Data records
- - - -

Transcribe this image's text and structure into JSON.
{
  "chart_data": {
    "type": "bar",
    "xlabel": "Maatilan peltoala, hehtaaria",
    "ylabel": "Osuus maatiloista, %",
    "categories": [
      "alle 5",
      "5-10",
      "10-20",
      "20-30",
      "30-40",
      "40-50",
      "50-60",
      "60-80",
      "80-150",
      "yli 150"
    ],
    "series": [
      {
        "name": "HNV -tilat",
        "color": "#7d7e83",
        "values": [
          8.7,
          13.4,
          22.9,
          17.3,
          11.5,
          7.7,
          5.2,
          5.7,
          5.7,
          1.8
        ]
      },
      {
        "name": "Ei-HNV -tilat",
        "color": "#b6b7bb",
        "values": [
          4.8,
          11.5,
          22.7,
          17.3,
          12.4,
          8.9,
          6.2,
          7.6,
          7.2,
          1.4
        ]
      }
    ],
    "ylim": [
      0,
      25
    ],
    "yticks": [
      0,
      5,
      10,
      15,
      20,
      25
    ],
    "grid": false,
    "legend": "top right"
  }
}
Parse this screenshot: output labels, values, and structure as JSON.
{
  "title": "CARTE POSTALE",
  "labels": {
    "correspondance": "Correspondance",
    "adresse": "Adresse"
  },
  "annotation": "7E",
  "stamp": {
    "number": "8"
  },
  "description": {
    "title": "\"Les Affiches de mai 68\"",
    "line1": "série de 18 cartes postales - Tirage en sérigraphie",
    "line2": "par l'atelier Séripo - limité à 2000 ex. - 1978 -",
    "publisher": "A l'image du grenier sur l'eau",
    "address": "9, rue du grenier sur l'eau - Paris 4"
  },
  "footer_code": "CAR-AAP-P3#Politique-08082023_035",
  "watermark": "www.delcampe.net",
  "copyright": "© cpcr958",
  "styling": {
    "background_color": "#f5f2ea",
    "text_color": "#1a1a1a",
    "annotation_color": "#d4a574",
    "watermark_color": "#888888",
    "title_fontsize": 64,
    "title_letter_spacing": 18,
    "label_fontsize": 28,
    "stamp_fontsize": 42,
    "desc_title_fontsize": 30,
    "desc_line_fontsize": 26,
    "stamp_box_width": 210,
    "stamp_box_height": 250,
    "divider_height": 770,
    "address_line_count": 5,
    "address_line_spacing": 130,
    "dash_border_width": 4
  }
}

- - - -

Please reproduce each record precisely as written.

Transcribe this image's text and structure into JSON.
{
  "chart_data": {
    "type": "bar",
    "xlabel": "Maatilan peltoala, hehtaaria",
    "ylabel": "Osuus maatiloista, %",
    "categories": [
      "alle 5",
      "5-10",
      "10-20",
      "20-30",
      "30-40",
      "40-50",
      "50-60",
      "60-80",
      "80-150",
      "yli 150"
    ],
    "series": [
      {
        "name": "HNV -tilat",
        "color": "#7d7e83",
        "values": [
          8.7,
          13.4,
          22.9,
          17.3,
          11.5,
          7.7,
          5.2,
          5.7,
          5.7,
          1.8
        ]
      },
      {
        "name": "Ei-HNV -tilat",
        "color": "#b6b7bb",
        "values": [
          4.8,
          11.5,
          22.7,
          17.3,
          12.4,
          8.9,
          6.2,
          7.6,
          7.2,
          1.4
        ]
      }
    ],
    "ylim": [
      0,
      25
    ],
    "yticks": [
      0,
      5,
      10,
      15,
      20,
      25
    ],
    "grid": false,
    "legend": "top right"
  }
}
Parse this screenshot: output labels, values, and structure as JSON.
{
  "title": "CARTE POSTALE",
  "labels": {
    "correspondance": "Correspondance",
    "adresse": "Adresse"
  },
  "annotation": "7E",
  "stamp": {
    "number": "8"
  },
  "description": {
    "title": "\"Les Affiches de mai 68\"",
    "line1": "série de 18 cartes postales - Tirage en sérigraphie",
    "line2": "par l'atelier Séripo - limité à 2000 ex. - 1978 -",
    "publisher": "A l'image du grenier sur l'eau",
    "address": "9, rue du grenier sur l'eau - Paris 4"
  },
  "footer_code": "CAR-AAP-P3#Politique-08082023_035",
  "watermark": "www.delcampe.net",
  "copyright": "© cpcr958",
  "styling": {
    "background_color": "#f5f2ea",
    "text_color": "#1a1a1a",
    "annotation_color": "#d4a574",
    "watermark_color": "#888888",
    "title_fontsize": 64,
    "title_letter_spacing": 18,
    "label_fontsize": 28,
    "stamp_fontsize": 42,
    "desc_title_fontsize": 30,
    "desc_line_fontsize": 26,
    "stamp_box_width": 210,
    "stamp_box_height": 250,
    "divider_height": 770,
    "address_line_count": 5,
    "address_line_spacing": 130,
    "dash_border_width": 4
  }
}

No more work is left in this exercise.